Met betrekking tot de vraag of er zelfstandige gedeelten zijn die een samenstel vormen is vereist dat zodanige gedeelten naar de omstandigheden beoordeeld bij elkaar behoren en bij dezelfde belastingplichtige in gebruik zijn (artikel 16, onderdeel d, Wet WOZ).
4.3.5.
Het Hof is met de rechtbank van oordeel dat [X-H] en [X-3] naar de omstandigheden beoordeeld niet bij elkaar behoren. Deze gedeelten zijn aan te merken als twee afzonderlijk te gebruiken woningen, waarbij van belang is dat ieder gedeelte alleen vanuit het andere gedeelte bereikbaar is via de openbare weg. De enkele omstandigheid, zoals belanghebbende heeft aangevoerd, dat [X-H] en [X-3] onder het maaiveld – naar het Hof begrijpt, via een soort kruipruimte – met elkaar zijn verbonden, hoe dat praktisch werkt is door belanghebbende niet nader toegelicht, leidt op dit punt niet tot een ander oordeel.
4.3.6.
Wat betreft de tuin gelegen achter het pand [X-H] is tussen partijen niet in geschil dat deze naar de omstandigheden beoordeeld bij elkaar behoren en in gebruik zijn bij belanghebbende, zodat deze terecht door de heffingsambtenaar als één onroerende zaak is aangemerkt.
4.3.7.
Gelet op hetgeen hiervoor is overwogen heeft de heffingsambtenaar de objectafbakening voor beide in geding zijnde jaren op juiste wijze vastgesteld.

------------------------------------------------

■ GEGEVEN OPDRACHT A
Haal uit het tekstfragment over de WOZ-objectafbakening woordelijk het stuk dat begint bij "Wat betreft de" en eindigt bij "zaak is aangemerkt.".
■ GEGEVEN OPDRACHT B
Zet het tekstfragment over de WOZ-objectafbakening voort na de laatste zin ervan.

------------------------------------------------

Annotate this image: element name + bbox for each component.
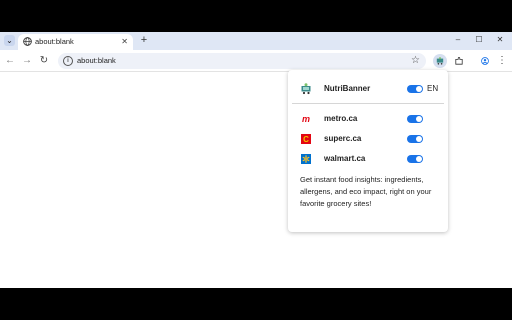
- forward-button[interactable]: →: [21, 55, 33, 67]
- tab-about-blank[interactable]: about:blank ✕: [18, 34, 133, 50]
- toggle-knob: [416, 116, 422, 122]
- globe-icon: [23, 37, 32, 46]
- site-label: superc.ca: [324, 134, 362, 143]
- back-button[interactable]: ←: [4, 55, 16, 67]
- site-info-icon[interactable]: i: [63, 56, 73, 66]
- toggle-superc[interactable]: [407, 135, 423, 143]
- superc-logo-icon: C: [301, 134, 311, 144]
- tab-close-icon[interactable]: ✕: [121, 36, 128, 47]
- toggle-knob: [416, 156, 422, 162]
- profile-icon: [481, 57, 489, 65]
- svg-text:m: m: [302, 114, 310, 124]
- tab-strip: ⌄ about:blank ✕ + – ☐ ✕: [0, 32, 512, 50]
- tab-title: about:blank: [35, 37, 74, 46]
- toggle-knob: [416, 136, 422, 142]
- address-bar[interactable]: i about:blank ☆: [58, 53, 426, 69]
- tab-search-button[interactable]: ⌄: [4, 35, 15, 46]
- toggle-walmart[interactable]: [407, 155, 423, 163]
- master-toggle[interactable]: [407, 85, 423, 93]
- browser-window: ⌄ about:blank ✕ + – ☐ ✕ ← → ↻ i about:bl…: [0, 32, 512, 288]
- new-tab-button[interactable]: +: [138, 34, 150, 46]
- app-name: NutriBanner: [324, 84, 371, 93]
- nutribanner-logo-icon: [301, 83, 311, 95]
- divider: [292, 103, 444, 104]
- nutribanner-extension-button[interactable]: [433, 54, 447, 68]
- walmart-logo-icon: [301, 154, 311, 164]
- close-window-button[interactable]: ✕: [493, 34, 507, 46]
- toggle-knob: [416, 86, 422, 92]
- url-text: about:blank: [77, 56, 116, 65]
- menu-kebab-icon[interactable]: ⋮: [496, 55, 508, 67]
- description-text: Get instant food insights: ingredients, …: [300, 175, 432, 208]
- site-row-metro: m metro.ca: [300, 113, 440, 125]
- toolbar: ← → ↻ i about:blank ☆ ⋮: [0, 50, 512, 72]
- puzzle-icon: [455, 57, 463, 65]
- nutribanner-popup: NutriBanner EN m metro.ca C superc.ca wa…: [288, 70, 448, 232]
- reload-button[interactable]: ↻: [38, 55, 50, 67]
- extensions-button[interactable]: [452, 54, 466, 68]
- site-row-superc: C superc.ca: [300, 133, 440, 145]
- metro-logo-icon: m: [302, 114, 310, 124]
- profile-button[interactable]: [478, 54, 492, 68]
- nutribanner-icon: [436, 57, 444, 65]
- site-label: walmart.ca: [324, 154, 366, 163]
- bookmark-star-icon[interactable]: ☆: [411, 55, 420, 67]
- language-selector[interactable]: EN: [427, 83, 438, 95]
- header-row: NutriBanner EN: [300, 83, 440, 95]
- svg-text:C: C: [303, 135, 309, 144]
- site-label: metro.ca: [324, 114, 358, 123]
- site-row-walmart: walmart.ca: [300, 153, 440, 165]
- minimize-button[interactable]: –: [451, 34, 465, 46]
- screen: ⌄ about:blank ✕ + – ☐ ✕ ← → ↻ i about:bl…: [0, 0, 512, 320]
- toggle-metro[interactable]: [407, 115, 423, 123]
- maximize-button[interactable]: ☐: [472, 34, 486, 46]
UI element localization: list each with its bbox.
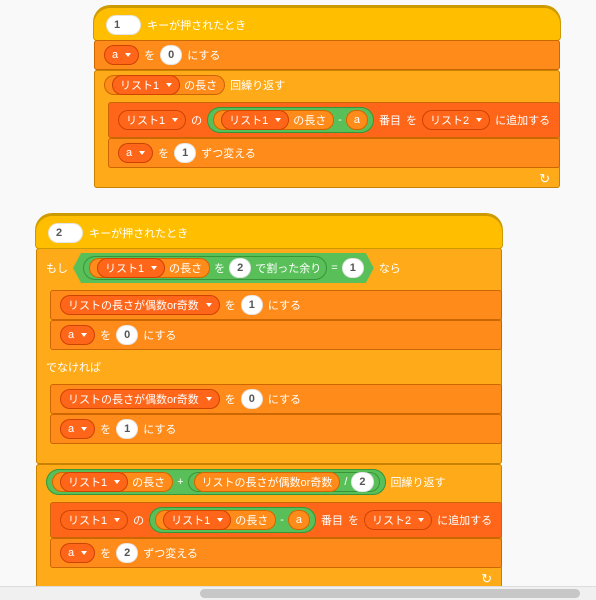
set-variable-block[interactable]: a を 0 にする — [94, 40, 560, 70]
set-variable-block[interactable]: a を 1 にする — [50, 414, 502, 444]
variable-dropdown[interactable]: a — [60, 543, 95, 563]
scrollbar-thumb[interactable] — [200, 589, 580, 598]
change-variable-block[interactable]: a を 2 ずつ変える — [50, 538, 502, 568]
list-length-reporter[interactable]: リスト1 の長さ — [89, 258, 210, 278]
if-else-block[interactable]: もし リスト1 の長さ を 2 で割った余り = 1 なら — [36, 248, 502, 464]
variable-reporter[interactable]: リストの長さが偶数or奇数 — [194, 472, 341, 492]
variable-dropdown[interactable]: a — [60, 419, 95, 439]
list-dropdown[interactable]: リスト1 — [60, 510, 128, 530]
horizontal-scrollbar[interactable] — [0, 586, 596, 600]
number-input[interactable]: 2 — [351, 472, 373, 492]
number-input[interactable]: 2 — [229, 258, 251, 278]
number-input[interactable]: 0 — [241, 389, 263, 409]
hat-label: キーが押されたとき — [89, 225, 188, 241]
loop-arrow-icon: ↻ — [539, 171, 550, 187]
list-dropdown[interactable]: リスト1 — [97, 258, 165, 278]
number-input[interactable]: 0 — [160, 45, 182, 65]
list-length-reporter[interactable]: リスト1 の長さ — [104, 75, 225, 95]
script-1[interactable]: 1 キーが押されたとき a を 0 にする リスト1 の長さ 回繰り返す リスト… — [94, 6, 560, 188]
list-length-reporter[interactable]: リスト1 の長さ — [213, 110, 334, 130]
number-input[interactable]: 2 — [116, 543, 138, 563]
number-input[interactable]: 1 — [342, 258, 364, 278]
repeat-block[interactable]: リスト1 の長さ + リストの長さが偶数or奇数 / 2 回繰り返す リスト1 … — [36, 464, 502, 588]
divide-operator[interactable]: リストの長さが偶数or奇数 / 2 — [188, 472, 380, 492]
script-2[interactable]: 2 キーが押されたとき もし リスト1 の長さ を 2 で割った余り — [36, 214, 502, 588]
variable-dropdown[interactable]: a — [104, 45, 139, 65]
key-dropdown[interactable]: 2 — [48, 223, 83, 243]
list-dropdown[interactable]: リスト1 — [112, 75, 180, 95]
number-input[interactable]: 1 — [241, 295, 263, 315]
variable-reporter[interactable]: a — [288, 510, 310, 530]
variable-reporter[interactable]: a — [346, 110, 368, 130]
list-dropdown[interactable]: リスト1 — [118, 110, 186, 130]
when-key-pressed-hat[interactable]: 2 キーが押されたとき — [36, 214, 502, 248]
repeat-block[interactable]: リスト1 の長さ 回繰り返す リスト1 の リスト1 の長さ - — [94, 70, 560, 188]
subtract-operator[interactable]: リスト1 の長さ - a — [149, 507, 316, 533]
add-to-list-block[interactable]: リスト1 の リスト1 の長さ - a 番目 を リスト2 に追加する — [108, 102, 560, 138]
subtract-operator[interactable]: リスト1 の長さ - a — [207, 107, 374, 133]
list-dropdown[interactable]: リスト2 — [422, 110, 490, 130]
number-input[interactable]: 1 — [174, 143, 196, 163]
equals-operator[interactable]: リスト1 の長さ を 2 で割った余り = 1 — [73, 253, 374, 283]
key-dropdown[interactable]: 1 — [106, 15, 141, 35]
else-label-row: でなければ — [36, 352, 502, 382]
add-to-list-block[interactable]: リスト1 の リスト1 の長さ - a 番目 を リスト2 に追加する — [50, 502, 502, 538]
list-length-reporter[interactable]: リスト1 の長さ — [155, 510, 276, 530]
list-length-reporter[interactable]: リスト1 の長さ — [52, 472, 173, 492]
variable-dropdown[interactable]: a — [60, 325, 95, 345]
set-variable-block[interactable]: リストの長さが偶数or奇数 を 1 にする — [50, 290, 502, 320]
hat-label: キーが押されたとき — [147, 17, 246, 33]
variable-dropdown[interactable]: リストの長さが偶数or奇数 — [60, 295, 220, 315]
variable-dropdown[interactable]: a — [118, 143, 153, 163]
blocks-canvas[interactable]: 1 キーが押されたとき a を 0 にする リスト1 の長さ 回繰り返す リスト… — [0, 0, 596, 600]
number-input[interactable]: 1 — [116, 419, 138, 439]
list-dropdown[interactable]: リスト1 — [60, 472, 128, 492]
when-key-pressed-hat[interactable]: 1 キーが押されたとき — [94, 6, 560, 40]
list-dropdown[interactable]: リスト1 — [221, 110, 289, 130]
set-variable-block[interactable]: リストの長さが偶数or奇数 を 0 にする — [50, 384, 502, 414]
change-variable-block[interactable]: a を 1 ずつ変える — [108, 138, 560, 168]
number-input[interactable]: 0 — [116, 325, 138, 345]
list-dropdown[interactable]: リスト2 — [364, 510, 432, 530]
variable-dropdown[interactable]: リストの長さが偶数or奇数 — [60, 389, 220, 409]
set-variable-block[interactable]: a を 0 にする — [50, 320, 502, 350]
mod-operator[interactable]: リスト1 の長さ を 2 で割った余り — [83, 256, 327, 280]
add-operator[interactable]: リスト1 の長さ + リストの長さが偶数or奇数 / 2 — [46, 469, 386, 495]
loop-arrow-icon: ↻ — [481, 571, 492, 587]
list-dropdown[interactable]: リスト1 — [163, 510, 231, 530]
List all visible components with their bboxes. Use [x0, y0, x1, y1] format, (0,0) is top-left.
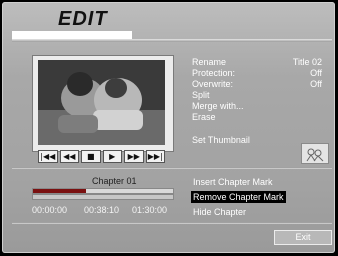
thumbnail-preview-icon: [302, 144, 328, 163]
menu-item-rename[interactable]: Rename Title 02: [192, 57, 332, 68]
protection-value: Off: [310, 68, 322, 78]
skip-forward-icon: ▶▶|: [147, 152, 163, 161]
rewind-icon: ◀◀: [63, 152, 76, 161]
chapter-progress-fill: [33, 189, 87, 193]
rename-label: Rename: [192, 57, 227, 67]
rewind-button[interactable]: ◀◀: [59, 150, 79, 163]
menu-item-protection[interactable]: Protection: Off: [192, 68, 332, 79]
exit-button[interactable]: Exit: [274, 230, 332, 245]
fast-forward-icon: ▶▶: [127, 152, 140, 161]
play-icon: ▶: [109, 152, 116, 161]
title-underline: [12, 31, 132, 39]
insert-chapter-mark-button[interactable]: Insert Chapter Mark: [191, 176, 275, 188]
stop-icon: ■: [86, 152, 95, 161]
play-button[interactable]: ▶: [102, 150, 122, 163]
thumbnail-icon[interactable]: [301, 143, 329, 164]
footer-divider: [12, 222, 332, 224]
time-total: 01:30:00: [132, 205, 168, 215]
skip-back-button[interactable]: |◀◀: [38, 150, 58, 163]
fast-forward-button[interactable]: ▶▶: [124, 150, 144, 163]
edit-menu: Rename Title 02 Protection: Off Overwrit…: [192, 57, 332, 146]
edit-panel: Edit |◀◀ ◀◀ ■ ▶ ▶▶ ▶▶|: [2, 2, 335, 253]
preview-photo-icon: [38, 60, 165, 145]
overwrite-label: Overwrite:: [192, 79, 234, 89]
hide-chapter-button[interactable]: Hide Chapter: [191, 206, 248, 218]
merge-label: Merge with...: [192, 101, 244, 111]
chapter-label: Chapter 01: [92, 176, 137, 186]
time-current: 00:00:00: [32, 205, 68, 215]
transport-controls: |◀◀ ◀◀ ■ ▶ ▶▶ ▶▶|: [38, 150, 165, 163]
menu-item-overwrite[interactable]: Overwrite: Off: [192, 79, 332, 90]
rename-value: Title 02: [292, 57, 322, 67]
menu-item-erase[interactable]: Erase: [192, 112, 332, 123]
section-divider: [12, 167, 332, 169]
split-label: Split: [192, 90, 210, 100]
remove-chapter-mark-button[interactable]: Remove Chapter Mark: [191, 191, 286, 203]
menu-item-split[interactable]: Split: [192, 90, 332, 101]
erase-label: Erase: [192, 112, 216, 122]
skip-forward-button[interactable]: ▶▶|: [145, 150, 165, 163]
video-preview-image: [38, 60, 165, 145]
time-marker: 00:38:10: [84, 205, 120, 215]
title-divider: [12, 39, 332, 42]
set-thumbnail-label: Set Thumbnail: [192, 135, 250, 145]
stop-button[interactable]: ■: [81, 150, 101, 163]
chapter-timeline-bar: [32, 194, 174, 200]
menu-item-merge[interactable]: Merge with...: [192, 101, 332, 112]
skip-back-icon: |◀◀: [40, 152, 56, 161]
protection-label: Protection:: [192, 68, 236, 78]
overwrite-value: Off: [310, 79, 322, 89]
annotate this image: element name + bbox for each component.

------------------------------------------------

■ RESULTAAT A
Wat betreft de tuin gelegen achter het pand [X-H] is tussen partijen niet in geschil dat deze naar de omstandigheden beoordeeld bij elkaar behoren en in gebruik zijn bij belanghebbende, zodat deze terecht door de heffingsambtenaar als één onroerende zaak is aangemerkt.

■ RESULTAAT B
WOZ-waarde
4.4.
De rechtbank heeft in haar uitspraak – waarin belanghebbende en de heffingsambtenaar telkens zijn aangeduid als ‘eiser’ respectievelijk ‘verweerder’ – over de door de heffingsambtenaar vastgestelde WOZ-waardes als volgt overwogen en beslist:
“5. Ingevolge artikel 17, tweede lid, Wet WOZ, wordt de waarde van een onroerende zaak bepaald op de waarde die aan de onroerende zaak dient te worden toegekend indien de volle en onbezwaarde eigendom daarvan zou kunnen worden overgedragen en de verkrijger de zaak in de staat waarin die zich bevindt, onmiddellijk en in volle omvang in gebruik zou kunnen nemen. Daarbij heeft als waarde te gelden de waarde in het economische verkeer. Dat is de prijs die bij aanbieding ten verkoop op de voor die onroerende zaak meest geschikte wijze na de beste voorbereiding door de meest biedende gegadigde voor de onroerende zaak zou zijn betaald. Op verweerder rust de last aannemelijk te maken dat hij de waarde niet te hoog heeft vastgesteld.
6.1.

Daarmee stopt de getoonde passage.